Entries from a dataset:
_ _ _ _ _ _ _
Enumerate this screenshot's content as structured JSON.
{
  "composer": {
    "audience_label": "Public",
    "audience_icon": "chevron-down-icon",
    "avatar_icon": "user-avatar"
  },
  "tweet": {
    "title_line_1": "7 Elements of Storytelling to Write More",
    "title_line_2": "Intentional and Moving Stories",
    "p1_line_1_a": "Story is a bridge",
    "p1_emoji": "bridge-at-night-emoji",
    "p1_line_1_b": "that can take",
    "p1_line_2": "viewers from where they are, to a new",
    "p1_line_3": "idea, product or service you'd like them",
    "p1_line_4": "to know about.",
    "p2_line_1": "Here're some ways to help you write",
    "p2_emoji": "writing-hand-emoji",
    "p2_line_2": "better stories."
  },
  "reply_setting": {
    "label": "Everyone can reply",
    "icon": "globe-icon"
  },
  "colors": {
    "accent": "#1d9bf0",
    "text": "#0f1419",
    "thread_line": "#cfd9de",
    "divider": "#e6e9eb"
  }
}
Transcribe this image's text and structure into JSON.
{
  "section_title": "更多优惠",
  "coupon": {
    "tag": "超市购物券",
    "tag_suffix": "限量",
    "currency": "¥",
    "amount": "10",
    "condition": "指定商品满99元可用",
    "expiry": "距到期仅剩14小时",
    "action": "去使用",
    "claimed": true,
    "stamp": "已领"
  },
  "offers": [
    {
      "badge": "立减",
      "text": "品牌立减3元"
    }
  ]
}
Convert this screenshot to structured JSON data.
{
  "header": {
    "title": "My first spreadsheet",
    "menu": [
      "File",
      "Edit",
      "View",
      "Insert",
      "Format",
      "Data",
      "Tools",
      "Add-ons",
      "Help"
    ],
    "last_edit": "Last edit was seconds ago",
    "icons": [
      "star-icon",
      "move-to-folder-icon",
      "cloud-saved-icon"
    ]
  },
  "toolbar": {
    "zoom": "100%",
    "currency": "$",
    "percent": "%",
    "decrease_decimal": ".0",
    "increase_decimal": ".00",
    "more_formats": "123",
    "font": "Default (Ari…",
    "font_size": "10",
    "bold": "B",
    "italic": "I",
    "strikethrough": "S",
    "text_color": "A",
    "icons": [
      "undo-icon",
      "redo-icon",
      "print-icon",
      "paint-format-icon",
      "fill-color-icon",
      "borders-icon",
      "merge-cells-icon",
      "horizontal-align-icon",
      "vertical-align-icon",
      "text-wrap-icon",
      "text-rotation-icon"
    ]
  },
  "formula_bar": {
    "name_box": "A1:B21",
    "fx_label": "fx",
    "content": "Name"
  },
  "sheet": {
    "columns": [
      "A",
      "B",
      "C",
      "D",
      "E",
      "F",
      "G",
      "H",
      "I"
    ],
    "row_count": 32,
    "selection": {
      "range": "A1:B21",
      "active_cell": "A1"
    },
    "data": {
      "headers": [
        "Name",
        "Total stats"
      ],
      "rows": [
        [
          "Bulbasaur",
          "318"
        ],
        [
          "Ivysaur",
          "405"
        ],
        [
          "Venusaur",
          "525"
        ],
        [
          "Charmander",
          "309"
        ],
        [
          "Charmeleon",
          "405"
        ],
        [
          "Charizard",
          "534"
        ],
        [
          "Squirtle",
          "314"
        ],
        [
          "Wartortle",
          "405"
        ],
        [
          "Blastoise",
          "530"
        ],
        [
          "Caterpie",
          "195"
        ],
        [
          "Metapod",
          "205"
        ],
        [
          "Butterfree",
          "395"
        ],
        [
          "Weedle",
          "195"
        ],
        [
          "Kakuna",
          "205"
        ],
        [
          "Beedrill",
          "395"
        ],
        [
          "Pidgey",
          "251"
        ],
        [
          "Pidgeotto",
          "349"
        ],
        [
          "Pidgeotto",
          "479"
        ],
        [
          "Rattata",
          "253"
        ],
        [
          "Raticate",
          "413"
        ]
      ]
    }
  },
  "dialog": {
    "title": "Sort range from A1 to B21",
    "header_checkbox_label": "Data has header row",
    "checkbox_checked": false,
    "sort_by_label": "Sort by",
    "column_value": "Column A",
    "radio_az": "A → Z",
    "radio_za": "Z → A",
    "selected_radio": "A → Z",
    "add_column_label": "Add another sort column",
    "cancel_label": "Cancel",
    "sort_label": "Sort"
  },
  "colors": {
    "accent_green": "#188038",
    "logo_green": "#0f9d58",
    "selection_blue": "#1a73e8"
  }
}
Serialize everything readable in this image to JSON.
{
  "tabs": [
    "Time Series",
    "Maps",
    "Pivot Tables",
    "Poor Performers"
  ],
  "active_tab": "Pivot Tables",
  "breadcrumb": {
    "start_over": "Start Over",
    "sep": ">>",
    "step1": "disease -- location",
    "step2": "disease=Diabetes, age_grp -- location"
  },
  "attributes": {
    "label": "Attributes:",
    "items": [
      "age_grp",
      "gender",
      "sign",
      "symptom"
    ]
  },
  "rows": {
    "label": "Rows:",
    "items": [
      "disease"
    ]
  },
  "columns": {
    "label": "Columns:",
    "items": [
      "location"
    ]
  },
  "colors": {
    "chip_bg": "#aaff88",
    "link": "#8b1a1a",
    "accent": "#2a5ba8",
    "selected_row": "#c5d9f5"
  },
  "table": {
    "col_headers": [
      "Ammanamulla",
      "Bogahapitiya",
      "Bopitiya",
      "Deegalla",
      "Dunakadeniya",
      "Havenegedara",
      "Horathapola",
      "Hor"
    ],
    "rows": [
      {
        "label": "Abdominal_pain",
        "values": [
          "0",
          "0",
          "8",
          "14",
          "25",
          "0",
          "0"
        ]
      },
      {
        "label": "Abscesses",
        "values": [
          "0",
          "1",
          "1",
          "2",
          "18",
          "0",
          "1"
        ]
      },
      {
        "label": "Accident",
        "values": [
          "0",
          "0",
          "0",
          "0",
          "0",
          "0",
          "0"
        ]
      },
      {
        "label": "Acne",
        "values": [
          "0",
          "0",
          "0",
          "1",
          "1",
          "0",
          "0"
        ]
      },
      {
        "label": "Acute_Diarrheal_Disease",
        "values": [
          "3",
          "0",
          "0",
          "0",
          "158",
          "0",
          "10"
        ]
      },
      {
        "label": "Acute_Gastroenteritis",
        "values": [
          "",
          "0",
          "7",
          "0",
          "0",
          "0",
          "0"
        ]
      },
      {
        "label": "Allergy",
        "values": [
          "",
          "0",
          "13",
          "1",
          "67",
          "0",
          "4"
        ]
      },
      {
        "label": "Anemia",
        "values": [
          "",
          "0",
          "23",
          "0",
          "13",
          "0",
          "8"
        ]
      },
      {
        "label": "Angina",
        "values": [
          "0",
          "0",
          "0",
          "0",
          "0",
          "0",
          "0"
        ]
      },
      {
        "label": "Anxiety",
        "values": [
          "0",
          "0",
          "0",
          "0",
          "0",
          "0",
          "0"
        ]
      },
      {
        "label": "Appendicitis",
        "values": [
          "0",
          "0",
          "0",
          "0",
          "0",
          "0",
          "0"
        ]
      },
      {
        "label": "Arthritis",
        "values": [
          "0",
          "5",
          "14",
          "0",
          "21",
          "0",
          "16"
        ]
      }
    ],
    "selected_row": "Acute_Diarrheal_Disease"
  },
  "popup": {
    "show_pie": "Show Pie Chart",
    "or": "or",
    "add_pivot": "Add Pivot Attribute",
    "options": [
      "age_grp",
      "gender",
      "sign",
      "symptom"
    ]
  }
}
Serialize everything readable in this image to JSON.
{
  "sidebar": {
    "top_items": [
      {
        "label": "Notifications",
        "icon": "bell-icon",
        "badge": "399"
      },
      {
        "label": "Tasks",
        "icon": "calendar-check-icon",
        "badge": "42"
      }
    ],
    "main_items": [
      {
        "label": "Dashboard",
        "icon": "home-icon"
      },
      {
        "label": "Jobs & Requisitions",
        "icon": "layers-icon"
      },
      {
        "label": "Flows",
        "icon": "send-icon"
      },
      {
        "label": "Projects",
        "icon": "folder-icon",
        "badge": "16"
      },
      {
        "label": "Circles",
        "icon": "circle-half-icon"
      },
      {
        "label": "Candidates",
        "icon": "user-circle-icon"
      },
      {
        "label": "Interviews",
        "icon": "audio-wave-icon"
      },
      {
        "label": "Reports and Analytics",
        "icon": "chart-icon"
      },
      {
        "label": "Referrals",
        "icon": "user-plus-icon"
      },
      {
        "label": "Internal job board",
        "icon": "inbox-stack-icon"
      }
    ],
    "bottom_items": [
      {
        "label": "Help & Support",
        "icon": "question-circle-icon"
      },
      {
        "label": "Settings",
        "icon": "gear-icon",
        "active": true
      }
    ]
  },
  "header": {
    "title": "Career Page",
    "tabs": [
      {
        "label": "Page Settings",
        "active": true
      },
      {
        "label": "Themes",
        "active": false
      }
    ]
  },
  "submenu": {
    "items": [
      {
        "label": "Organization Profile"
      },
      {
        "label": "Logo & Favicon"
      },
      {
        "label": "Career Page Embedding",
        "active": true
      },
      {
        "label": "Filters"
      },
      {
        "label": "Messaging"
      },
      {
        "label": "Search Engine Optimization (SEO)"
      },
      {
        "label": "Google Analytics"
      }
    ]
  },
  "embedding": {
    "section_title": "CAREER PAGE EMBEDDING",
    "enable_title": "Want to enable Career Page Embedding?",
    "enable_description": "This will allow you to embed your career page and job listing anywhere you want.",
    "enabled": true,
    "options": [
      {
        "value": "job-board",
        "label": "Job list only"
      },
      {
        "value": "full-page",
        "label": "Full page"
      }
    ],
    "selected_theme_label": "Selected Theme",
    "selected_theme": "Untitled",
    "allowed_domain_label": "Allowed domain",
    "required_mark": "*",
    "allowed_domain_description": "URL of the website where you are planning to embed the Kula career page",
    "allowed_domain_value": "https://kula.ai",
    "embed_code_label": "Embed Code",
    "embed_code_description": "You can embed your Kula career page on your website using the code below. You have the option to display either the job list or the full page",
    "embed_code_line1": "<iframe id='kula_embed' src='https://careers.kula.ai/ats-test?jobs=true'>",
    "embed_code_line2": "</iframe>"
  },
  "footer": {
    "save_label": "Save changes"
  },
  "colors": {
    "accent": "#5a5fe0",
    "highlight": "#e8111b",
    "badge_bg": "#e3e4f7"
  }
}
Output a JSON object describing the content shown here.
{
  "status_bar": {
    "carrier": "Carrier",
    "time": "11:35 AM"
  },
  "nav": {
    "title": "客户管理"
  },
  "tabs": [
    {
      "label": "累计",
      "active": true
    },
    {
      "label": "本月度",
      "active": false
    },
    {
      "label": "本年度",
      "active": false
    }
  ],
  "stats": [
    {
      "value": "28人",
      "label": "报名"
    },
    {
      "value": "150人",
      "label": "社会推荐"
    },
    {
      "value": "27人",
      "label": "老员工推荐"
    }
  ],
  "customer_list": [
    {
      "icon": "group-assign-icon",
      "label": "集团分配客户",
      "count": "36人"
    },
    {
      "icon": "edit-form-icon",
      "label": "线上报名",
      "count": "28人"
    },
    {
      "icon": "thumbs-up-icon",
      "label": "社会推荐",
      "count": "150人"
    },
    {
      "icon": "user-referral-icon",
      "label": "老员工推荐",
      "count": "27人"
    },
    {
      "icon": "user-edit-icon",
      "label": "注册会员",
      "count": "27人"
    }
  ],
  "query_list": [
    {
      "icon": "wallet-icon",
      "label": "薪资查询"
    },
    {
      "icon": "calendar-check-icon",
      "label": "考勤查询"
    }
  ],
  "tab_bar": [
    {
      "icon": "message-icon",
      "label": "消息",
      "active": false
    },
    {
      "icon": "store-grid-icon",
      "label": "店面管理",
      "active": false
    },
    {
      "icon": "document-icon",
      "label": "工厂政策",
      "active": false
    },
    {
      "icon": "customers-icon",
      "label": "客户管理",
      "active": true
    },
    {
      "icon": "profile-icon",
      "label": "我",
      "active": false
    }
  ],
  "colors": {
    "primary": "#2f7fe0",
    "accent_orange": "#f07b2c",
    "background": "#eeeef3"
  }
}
_ _ _ _ _ _ _
PROBLEM REQUIREMENTS »
Select every line of the records holding the string "calendar".

RESPONSE TO THIS EXERCISE »
        "icon": "calendar-check-icon",
      "icon": "calendar-check-icon",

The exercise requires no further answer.